OBJECTIVE –
Return a copy of every line in the records that includes the word "zabít".

DATA PROVIDED –
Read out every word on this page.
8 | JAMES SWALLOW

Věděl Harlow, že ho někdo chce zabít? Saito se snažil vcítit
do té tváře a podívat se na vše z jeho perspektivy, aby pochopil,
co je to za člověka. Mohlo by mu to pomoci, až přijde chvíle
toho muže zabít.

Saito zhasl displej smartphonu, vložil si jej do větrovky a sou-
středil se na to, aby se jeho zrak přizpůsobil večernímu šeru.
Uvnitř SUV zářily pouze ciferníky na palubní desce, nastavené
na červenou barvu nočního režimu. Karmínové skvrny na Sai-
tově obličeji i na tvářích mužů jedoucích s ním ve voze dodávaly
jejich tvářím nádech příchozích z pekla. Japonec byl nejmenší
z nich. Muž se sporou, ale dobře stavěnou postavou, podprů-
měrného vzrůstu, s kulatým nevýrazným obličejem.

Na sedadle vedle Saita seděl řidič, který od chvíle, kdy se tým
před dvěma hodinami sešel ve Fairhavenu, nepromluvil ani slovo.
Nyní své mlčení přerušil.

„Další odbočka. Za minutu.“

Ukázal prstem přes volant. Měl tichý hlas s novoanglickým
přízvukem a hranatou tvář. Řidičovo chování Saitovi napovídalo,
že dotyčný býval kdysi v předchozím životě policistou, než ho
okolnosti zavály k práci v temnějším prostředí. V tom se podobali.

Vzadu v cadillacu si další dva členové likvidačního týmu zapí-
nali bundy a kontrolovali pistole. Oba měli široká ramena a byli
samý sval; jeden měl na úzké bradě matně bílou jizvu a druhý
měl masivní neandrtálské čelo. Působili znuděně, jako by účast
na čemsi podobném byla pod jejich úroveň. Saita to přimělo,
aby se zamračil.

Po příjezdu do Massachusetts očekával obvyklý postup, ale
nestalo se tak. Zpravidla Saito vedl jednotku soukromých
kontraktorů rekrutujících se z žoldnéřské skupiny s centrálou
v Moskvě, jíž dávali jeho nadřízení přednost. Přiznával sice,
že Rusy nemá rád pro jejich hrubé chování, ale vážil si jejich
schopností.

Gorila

REPLY –
Věděl Harlow, že ho někdo chce zabít? Saito se snažil vcítit
toho muže zabít.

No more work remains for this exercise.